*Exercise goal*
Review the material line by line. Identify and copy every line that contains the string "настоящего".

*Materials provided*

>>>

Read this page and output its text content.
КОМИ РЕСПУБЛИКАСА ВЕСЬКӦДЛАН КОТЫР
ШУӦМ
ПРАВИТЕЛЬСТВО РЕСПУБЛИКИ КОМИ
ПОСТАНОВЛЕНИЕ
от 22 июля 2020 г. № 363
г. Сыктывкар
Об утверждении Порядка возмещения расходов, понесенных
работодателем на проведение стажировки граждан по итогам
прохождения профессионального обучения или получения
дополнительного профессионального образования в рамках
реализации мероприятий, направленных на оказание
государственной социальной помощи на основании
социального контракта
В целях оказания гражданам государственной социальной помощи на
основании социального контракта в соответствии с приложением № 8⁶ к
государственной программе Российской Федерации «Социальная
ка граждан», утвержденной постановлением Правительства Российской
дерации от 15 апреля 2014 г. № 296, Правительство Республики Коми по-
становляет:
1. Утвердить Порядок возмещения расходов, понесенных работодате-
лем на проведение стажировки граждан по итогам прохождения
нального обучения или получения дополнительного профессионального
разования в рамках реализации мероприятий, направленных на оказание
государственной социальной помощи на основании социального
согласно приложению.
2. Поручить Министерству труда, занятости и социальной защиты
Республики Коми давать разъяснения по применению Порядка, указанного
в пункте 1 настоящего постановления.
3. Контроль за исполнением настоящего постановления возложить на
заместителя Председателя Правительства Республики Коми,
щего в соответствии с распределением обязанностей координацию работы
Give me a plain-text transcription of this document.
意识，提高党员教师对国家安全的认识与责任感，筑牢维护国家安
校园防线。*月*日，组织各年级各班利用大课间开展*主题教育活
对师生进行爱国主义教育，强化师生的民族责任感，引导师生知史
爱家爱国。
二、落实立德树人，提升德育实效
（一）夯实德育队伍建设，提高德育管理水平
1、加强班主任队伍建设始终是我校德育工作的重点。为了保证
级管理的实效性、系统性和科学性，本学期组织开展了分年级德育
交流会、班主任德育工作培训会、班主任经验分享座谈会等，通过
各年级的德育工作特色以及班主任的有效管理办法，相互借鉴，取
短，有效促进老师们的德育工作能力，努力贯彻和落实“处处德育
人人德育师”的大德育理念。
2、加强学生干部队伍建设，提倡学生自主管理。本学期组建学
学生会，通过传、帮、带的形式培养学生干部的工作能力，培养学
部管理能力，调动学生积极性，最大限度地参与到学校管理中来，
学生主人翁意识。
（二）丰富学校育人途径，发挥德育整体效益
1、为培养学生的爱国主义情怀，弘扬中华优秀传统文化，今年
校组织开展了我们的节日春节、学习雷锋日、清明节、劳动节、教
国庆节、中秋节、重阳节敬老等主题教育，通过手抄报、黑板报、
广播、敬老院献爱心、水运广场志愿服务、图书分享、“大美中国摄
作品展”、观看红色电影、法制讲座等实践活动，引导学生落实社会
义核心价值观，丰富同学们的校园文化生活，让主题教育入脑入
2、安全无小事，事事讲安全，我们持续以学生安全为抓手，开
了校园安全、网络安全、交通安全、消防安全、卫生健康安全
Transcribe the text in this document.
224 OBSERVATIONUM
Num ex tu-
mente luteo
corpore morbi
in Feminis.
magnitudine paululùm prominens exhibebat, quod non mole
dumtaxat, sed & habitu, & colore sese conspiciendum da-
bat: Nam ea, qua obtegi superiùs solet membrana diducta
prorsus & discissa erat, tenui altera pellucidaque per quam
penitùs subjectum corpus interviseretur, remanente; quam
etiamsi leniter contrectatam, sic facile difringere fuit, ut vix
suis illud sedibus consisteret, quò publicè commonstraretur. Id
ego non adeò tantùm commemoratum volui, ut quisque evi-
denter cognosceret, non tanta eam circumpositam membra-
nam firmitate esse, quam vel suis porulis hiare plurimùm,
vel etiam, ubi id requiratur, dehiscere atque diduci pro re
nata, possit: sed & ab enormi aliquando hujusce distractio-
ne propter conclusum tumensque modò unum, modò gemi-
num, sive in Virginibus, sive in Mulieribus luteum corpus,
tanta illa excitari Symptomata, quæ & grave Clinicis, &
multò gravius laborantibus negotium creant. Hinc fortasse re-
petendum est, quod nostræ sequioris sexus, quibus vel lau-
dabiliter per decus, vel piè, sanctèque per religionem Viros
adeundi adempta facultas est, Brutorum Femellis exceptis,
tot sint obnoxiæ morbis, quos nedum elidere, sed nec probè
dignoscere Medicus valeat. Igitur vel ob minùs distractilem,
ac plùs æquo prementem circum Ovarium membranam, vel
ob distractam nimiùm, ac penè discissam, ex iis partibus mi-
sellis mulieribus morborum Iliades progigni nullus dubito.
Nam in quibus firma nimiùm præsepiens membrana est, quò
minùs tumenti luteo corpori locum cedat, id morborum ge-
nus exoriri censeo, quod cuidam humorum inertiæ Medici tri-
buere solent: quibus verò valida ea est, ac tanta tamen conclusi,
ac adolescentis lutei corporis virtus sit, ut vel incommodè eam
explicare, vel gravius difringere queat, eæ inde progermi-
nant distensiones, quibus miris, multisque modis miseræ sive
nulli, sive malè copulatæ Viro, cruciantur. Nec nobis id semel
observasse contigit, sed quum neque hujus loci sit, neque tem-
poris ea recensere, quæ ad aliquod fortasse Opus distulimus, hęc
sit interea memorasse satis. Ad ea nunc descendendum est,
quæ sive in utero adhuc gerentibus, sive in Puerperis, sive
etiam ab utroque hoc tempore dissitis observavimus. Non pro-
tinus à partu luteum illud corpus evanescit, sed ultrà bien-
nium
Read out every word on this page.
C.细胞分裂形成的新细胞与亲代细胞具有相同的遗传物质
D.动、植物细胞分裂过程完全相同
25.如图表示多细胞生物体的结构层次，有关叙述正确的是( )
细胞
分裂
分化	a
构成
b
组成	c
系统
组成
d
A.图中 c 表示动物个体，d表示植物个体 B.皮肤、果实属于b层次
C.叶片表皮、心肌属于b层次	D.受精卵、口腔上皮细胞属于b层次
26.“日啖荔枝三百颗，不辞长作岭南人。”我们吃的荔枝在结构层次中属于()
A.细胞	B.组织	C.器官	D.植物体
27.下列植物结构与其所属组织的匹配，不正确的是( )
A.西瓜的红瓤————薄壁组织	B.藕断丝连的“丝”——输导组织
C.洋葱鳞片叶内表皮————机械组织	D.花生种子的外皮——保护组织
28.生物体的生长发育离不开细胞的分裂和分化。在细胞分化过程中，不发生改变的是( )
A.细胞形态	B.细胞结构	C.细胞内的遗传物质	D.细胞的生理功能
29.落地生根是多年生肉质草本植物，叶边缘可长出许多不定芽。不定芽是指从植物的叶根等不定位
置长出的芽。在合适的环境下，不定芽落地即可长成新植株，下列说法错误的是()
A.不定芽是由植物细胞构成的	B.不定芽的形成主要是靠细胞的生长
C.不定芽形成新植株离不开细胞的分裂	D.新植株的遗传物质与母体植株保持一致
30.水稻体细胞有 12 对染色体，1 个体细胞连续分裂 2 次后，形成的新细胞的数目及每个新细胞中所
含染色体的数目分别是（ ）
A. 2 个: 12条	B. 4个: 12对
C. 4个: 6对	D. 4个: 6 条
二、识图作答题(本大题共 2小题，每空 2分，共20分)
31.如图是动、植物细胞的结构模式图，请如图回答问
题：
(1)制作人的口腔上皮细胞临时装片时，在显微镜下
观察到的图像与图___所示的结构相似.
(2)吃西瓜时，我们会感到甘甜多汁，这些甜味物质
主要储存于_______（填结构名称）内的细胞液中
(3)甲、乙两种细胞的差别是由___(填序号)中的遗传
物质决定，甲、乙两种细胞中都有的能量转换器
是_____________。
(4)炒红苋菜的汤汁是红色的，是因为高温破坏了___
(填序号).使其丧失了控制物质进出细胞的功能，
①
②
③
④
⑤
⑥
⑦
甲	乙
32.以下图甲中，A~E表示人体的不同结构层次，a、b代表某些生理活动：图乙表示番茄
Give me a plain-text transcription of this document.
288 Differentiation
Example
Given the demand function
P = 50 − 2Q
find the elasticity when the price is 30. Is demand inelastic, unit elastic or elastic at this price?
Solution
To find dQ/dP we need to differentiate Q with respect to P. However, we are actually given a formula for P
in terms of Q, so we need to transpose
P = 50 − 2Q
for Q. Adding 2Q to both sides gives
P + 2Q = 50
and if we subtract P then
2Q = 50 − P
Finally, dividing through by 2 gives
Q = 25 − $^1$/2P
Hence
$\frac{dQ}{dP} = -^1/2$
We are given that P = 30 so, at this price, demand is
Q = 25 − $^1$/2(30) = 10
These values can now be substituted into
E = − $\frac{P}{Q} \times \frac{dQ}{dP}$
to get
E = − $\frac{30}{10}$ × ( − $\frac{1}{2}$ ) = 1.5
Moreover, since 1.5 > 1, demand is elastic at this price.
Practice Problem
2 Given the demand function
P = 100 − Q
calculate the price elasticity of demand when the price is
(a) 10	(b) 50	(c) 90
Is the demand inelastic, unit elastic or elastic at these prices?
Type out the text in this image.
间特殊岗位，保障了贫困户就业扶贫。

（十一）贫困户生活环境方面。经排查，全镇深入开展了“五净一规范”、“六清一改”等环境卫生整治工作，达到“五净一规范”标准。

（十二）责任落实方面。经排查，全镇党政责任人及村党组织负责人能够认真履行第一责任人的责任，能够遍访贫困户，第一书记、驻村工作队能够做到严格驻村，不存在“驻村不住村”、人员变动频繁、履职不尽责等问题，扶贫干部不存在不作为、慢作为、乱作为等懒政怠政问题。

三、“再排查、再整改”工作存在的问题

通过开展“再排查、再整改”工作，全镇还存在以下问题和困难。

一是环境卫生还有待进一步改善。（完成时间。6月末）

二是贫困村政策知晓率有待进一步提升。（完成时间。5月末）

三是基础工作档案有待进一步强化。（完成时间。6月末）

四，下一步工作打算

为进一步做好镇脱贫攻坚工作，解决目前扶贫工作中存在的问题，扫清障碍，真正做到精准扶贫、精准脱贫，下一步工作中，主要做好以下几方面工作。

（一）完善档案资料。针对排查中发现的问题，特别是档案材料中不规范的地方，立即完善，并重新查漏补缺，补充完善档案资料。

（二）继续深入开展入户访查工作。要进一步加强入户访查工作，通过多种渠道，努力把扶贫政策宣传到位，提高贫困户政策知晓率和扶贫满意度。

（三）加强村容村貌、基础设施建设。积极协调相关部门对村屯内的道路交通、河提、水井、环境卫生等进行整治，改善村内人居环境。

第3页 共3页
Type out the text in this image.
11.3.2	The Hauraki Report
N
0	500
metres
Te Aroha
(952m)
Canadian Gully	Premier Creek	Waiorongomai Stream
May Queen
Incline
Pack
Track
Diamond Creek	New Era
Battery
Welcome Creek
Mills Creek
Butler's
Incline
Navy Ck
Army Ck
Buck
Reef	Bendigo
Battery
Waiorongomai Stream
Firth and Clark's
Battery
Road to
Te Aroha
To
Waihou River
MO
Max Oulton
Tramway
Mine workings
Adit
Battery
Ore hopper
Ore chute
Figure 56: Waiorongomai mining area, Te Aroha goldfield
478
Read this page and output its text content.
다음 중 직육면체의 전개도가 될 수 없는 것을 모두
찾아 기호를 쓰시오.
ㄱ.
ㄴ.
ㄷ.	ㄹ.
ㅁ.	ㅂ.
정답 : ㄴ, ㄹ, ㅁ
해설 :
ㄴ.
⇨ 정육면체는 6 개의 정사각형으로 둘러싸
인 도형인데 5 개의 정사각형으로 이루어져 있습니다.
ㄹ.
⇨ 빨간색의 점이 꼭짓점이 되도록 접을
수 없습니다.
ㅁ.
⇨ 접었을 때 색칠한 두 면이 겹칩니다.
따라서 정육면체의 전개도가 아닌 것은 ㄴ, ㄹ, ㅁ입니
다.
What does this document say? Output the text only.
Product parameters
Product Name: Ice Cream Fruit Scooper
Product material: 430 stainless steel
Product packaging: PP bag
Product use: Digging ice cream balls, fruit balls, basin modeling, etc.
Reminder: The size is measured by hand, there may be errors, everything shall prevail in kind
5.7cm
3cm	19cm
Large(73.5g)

<<<

*Written response*
в пункте 1 настоящего постановления.
3. Контроль за исполнением настоящего постановления возложить на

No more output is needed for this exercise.